From the listing below, pull out the lines that hold "actions".

** START OF Data to process **

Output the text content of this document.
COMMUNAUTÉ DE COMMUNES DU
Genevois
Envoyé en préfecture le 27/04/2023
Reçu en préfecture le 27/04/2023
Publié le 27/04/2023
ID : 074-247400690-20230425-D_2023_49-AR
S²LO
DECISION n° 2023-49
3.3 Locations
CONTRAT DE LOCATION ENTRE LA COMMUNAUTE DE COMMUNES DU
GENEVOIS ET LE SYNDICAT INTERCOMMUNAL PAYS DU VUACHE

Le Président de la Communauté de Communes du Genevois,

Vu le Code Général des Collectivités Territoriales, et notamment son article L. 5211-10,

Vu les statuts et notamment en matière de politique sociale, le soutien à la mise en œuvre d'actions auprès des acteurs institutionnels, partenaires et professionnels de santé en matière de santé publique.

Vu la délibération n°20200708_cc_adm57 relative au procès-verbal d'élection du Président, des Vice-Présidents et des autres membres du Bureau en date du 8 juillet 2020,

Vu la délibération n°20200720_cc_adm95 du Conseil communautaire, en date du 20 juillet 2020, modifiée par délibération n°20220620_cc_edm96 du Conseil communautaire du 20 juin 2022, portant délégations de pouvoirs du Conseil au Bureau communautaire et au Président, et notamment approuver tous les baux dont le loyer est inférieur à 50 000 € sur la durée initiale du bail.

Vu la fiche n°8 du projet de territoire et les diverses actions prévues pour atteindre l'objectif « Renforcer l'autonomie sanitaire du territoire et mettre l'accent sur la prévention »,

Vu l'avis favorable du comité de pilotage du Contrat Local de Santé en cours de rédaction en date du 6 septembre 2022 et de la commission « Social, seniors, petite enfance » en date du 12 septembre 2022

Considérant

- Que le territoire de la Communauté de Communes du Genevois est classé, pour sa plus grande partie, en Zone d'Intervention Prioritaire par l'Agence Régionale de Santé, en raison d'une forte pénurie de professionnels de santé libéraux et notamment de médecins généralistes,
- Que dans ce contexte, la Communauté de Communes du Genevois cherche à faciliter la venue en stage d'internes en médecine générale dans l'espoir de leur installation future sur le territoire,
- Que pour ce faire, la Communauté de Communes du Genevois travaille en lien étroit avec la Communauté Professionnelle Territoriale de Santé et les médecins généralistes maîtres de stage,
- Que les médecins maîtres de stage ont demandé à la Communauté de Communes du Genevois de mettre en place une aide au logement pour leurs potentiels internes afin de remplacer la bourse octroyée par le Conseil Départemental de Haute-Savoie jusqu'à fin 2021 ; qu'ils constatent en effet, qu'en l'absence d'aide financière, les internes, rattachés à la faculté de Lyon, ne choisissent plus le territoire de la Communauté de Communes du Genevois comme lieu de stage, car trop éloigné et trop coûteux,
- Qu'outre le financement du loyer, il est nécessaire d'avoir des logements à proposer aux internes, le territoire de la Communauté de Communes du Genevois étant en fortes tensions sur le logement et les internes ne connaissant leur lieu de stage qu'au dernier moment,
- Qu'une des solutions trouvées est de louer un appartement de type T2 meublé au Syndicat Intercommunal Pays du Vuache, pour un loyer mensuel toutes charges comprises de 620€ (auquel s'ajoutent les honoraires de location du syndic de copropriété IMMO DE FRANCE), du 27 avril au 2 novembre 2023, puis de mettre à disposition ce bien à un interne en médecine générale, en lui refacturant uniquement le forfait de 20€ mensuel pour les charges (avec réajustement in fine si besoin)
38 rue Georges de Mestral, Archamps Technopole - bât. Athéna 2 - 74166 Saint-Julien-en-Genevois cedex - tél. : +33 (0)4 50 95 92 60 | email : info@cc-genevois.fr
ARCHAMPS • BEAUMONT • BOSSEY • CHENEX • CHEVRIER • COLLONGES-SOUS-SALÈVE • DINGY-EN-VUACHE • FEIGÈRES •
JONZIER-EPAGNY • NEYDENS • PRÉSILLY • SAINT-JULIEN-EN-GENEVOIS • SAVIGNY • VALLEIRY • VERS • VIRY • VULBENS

** END OF Data to process **

▸ **Answer for the task**
Vu les statuts et notamment en matière de politique sociale, le soutien à la mise en œuvre d'actions auprès des acteurs institutionnels, partenaires et professionnels de santé en matière de santé publique.
Vu la fiche n°8 du projet de territoire et les diverses actions prévues pour atteindre l'objectif « Renforcer l'autonomie sanitaire du territoire et mettre l'accent sur la prévention »,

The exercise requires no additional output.